* **The exercise**:
Find every line in the records below that contains the string "plan", matching case, and copy each of those lines in full.
● ● ● ●
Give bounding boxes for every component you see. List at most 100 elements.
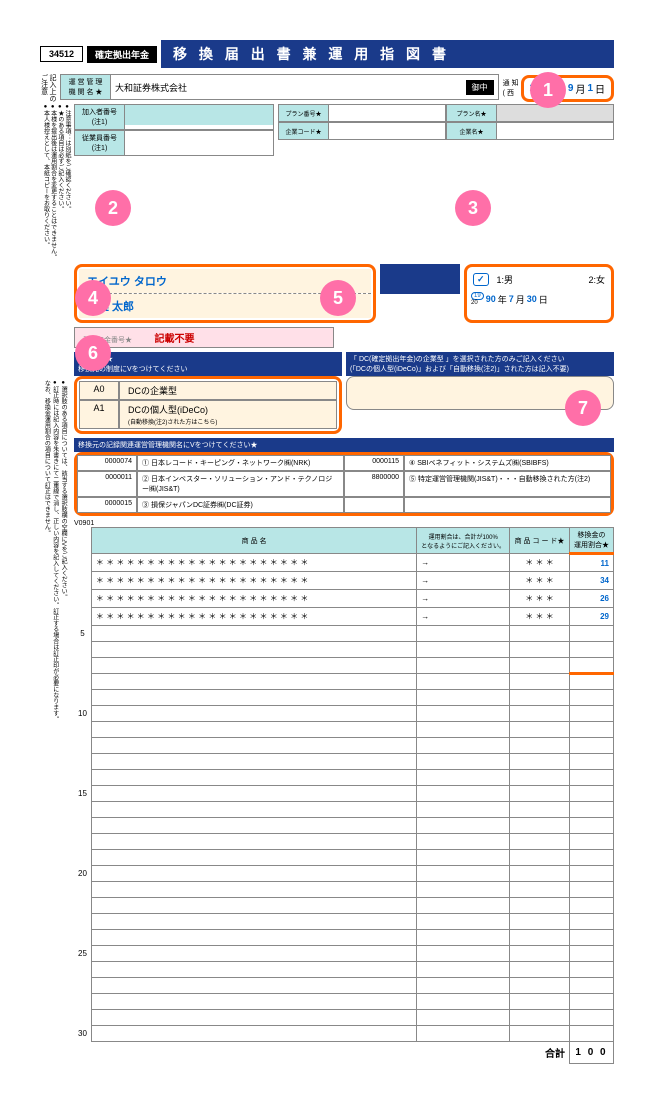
product-name-cell[interactable]: ＊ ＊ ＊ ＊ ＊ ＊ ＊ ＊ ＊ ＊ ＊ ＊ ＊ ＊ ＊ ＊ ＊ ＊ ＊ ＊ … xyxy=(91,572,416,590)
product-name-cell[interactable] xyxy=(91,1010,416,1026)
product-ratio-cell[interactable] xyxy=(570,930,614,946)
product-code-cell[interactable] xyxy=(510,850,570,866)
product-ratio-cell[interactable] xyxy=(570,898,614,914)
product-ratio-cell[interactable] xyxy=(570,690,614,706)
product-ratio-cell[interactable] xyxy=(570,626,614,642)
product-ratio-cell[interactable]: 34 xyxy=(570,572,614,590)
product-ratio-cell[interactable] xyxy=(570,658,614,674)
product-code-cell[interactable] xyxy=(510,818,570,834)
product-code-cell[interactable] xyxy=(510,834,570,850)
product-name-cell[interactable] xyxy=(91,722,416,738)
product-ratio-cell[interactable] xyxy=(570,674,614,690)
product-code-cell[interactable] xyxy=(510,882,570,898)
product-ratio-cell[interactable] xyxy=(570,1010,614,1026)
product-name-cell[interactable] xyxy=(91,930,416,946)
product-ratio-cell[interactable] xyxy=(570,866,614,882)
product-ratio-cell[interactable] xyxy=(570,706,614,722)
product-name-cell[interactable] xyxy=(91,978,416,994)
product-ratio-cell[interactable]: 29 xyxy=(570,608,614,626)
product-code-cell[interactable] xyxy=(510,626,570,642)
product-code-cell[interactable] xyxy=(510,898,570,914)
product-ratio-cell[interactable] xyxy=(570,818,614,834)
product-name-cell[interactable] xyxy=(91,802,416,818)
product-code-cell[interactable] xyxy=(510,930,570,946)
member-num-value[interactable] xyxy=(125,105,273,125)
product-name-cell[interactable] xyxy=(91,786,416,802)
product-name-cell[interactable] xyxy=(91,706,416,722)
product-name-cell[interactable] xyxy=(91,690,416,706)
row-number xyxy=(74,834,91,850)
product-ratio-cell[interactable] xyxy=(570,754,614,770)
product-code-cell[interactable] xyxy=(510,994,570,1010)
product-name-cell[interactable] xyxy=(91,882,416,898)
product-ratio-cell[interactable] xyxy=(570,882,614,898)
product-name-cell[interactable] xyxy=(91,1026,416,1042)
product-code-cell[interactable] xyxy=(510,738,570,754)
product-name-cell[interactable] xyxy=(91,850,416,866)
plan-name-value[interactable] xyxy=(497,105,613,121)
reason-code-1: A0 xyxy=(79,381,119,400)
product-ratio-cell[interactable] xyxy=(570,1026,614,1042)
product-ratio-cell[interactable] xyxy=(570,946,614,962)
product-ratio-cell[interactable] xyxy=(570,722,614,738)
company-label: 運 営 管 理 機 関 名 ★ xyxy=(61,75,111,99)
corp-code-value[interactable] xyxy=(329,123,445,139)
product-name-cell[interactable]: ＊ ＊ ＊ ＊ ＊ ＊ ＊ ＊ ＊ ＊ ＊ ＊ ＊ ＊ ＊ ＊ ＊ ＊ ＊ ＊ … xyxy=(91,608,416,626)
product-code-cell[interactable] xyxy=(510,674,570,690)
product-code-cell[interactable] xyxy=(510,802,570,818)
product-code-cell[interactable] xyxy=(510,770,570,786)
product-name-cell[interactable] xyxy=(91,770,416,786)
product-name-cell[interactable] xyxy=(91,626,416,642)
corp-name-value[interactable] xyxy=(497,123,613,139)
product-code-cell[interactable] xyxy=(510,722,570,738)
product-code-cell[interactable] xyxy=(510,690,570,706)
product-ratio-cell[interactable] xyxy=(570,914,614,930)
product-ratio-cell[interactable] xyxy=(570,962,614,978)
product-name-cell[interactable] xyxy=(91,818,416,834)
product-name-cell[interactable] xyxy=(91,738,416,754)
product-name-cell[interactable] xyxy=(91,866,416,882)
product-code-cell[interactable] xyxy=(510,658,570,674)
product-code-cell[interactable]: ＊ ＊ ＊ xyxy=(510,572,570,590)
product-ratio-cell[interactable] xyxy=(570,994,614,1010)
product-name-cell[interactable] xyxy=(91,658,416,674)
product-ratio-cell[interactable] xyxy=(570,642,614,658)
product-code-cell[interactable] xyxy=(510,1026,570,1042)
product-ratio-cell[interactable] xyxy=(570,834,614,850)
product-name-cell[interactable] xyxy=(91,914,416,930)
product-name-cell[interactable] xyxy=(91,834,416,850)
product-code-cell[interactable] xyxy=(510,978,570,994)
gender-check[interactable]: ✓ xyxy=(473,273,489,286)
product-ratio-cell[interactable] xyxy=(570,770,614,786)
product-code-cell[interactable] xyxy=(510,706,570,722)
product-code-cell[interactable] xyxy=(510,754,570,770)
product-name-cell[interactable] xyxy=(91,754,416,770)
product-ratio-cell[interactable] xyxy=(570,978,614,994)
product-ratio-cell[interactable] xyxy=(570,786,614,802)
plan-num-value[interactable] xyxy=(329,105,445,121)
product-name-cell[interactable] xyxy=(91,898,416,914)
product-ratio-cell[interactable]: 26 xyxy=(570,590,614,608)
product-ratio-cell[interactable] xyxy=(570,850,614,866)
product-code-cell[interactable] xyxy=(510,962,570,978)
product-code-cell[interactable] xyxy=(510,946,570,962)
employee-num-value[interactable] xyxy=(125,131,273,151)
product-name-cell[interactable] xyxy=(91,994,416,1010)
product-ratio-cell[interactable] xyxy=(570,802,614,818)
product-code-cell[interactable] xyxy=(510,642,570,658)
product-code-cell[interactable] xyxy=(510,914,570,930)
product-code-cell[interactable] xyxy=(510,786,570,802)
product-name-cell[interactable]: ＊ ＊ ＊ ＊ ＊ ＊ ＊ ＊ ＊ ＊ ＊ ＊ ＊ ＊ ＊ ＊ ＊ ＊ ＊ ＊ … xyxy=(91,590,416,608)
product-ratio-cell[interactable] xyxy=(570,738,614,754)
product-name-cell[interactable] xyxy=(91,674,416,690)
product-code-cell[interactable]: ＊ ＊ ＊ xyxy=(510,554,570,572)
product-name-cell[interactable]: ＊ ＊ ＊ ＊ ＊ ＊ ＊ ＊ ＊ ＊ ＊ ＊ ＊ ＊ ＊ ＊ ＊ ＊ ＊ ＊ … xyxy=(91,554,416,572)
product-ratio-cell[interactable]: 11 xyxy=(570,554,614,572)
product-name-cell[interactable] xyxy=(91,946,416,962)
product-code-cell[interactable] xyxy=(510,866,570,882)
product-name-cell[interactable] xyxy=(91,642,416,658)
product-code-cell[interactable]: ＊ ＊ ＊ xyxy=(510,590,570,608)
product-code-cell[interactable]: ＊ ＊ ＊ xyxy=(510,608,570,626)
product-name-cell[interactable] xyxy=(91,962,416,978)
product-code-cell[interactable] xyxy=(510,1010,570,1026)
● ● ● ●
* **Result**:
plan-name-value[interactable] xyxy=(497,105,613,121)
plan-num-value[interactable] xyxy=(329,105,445,121)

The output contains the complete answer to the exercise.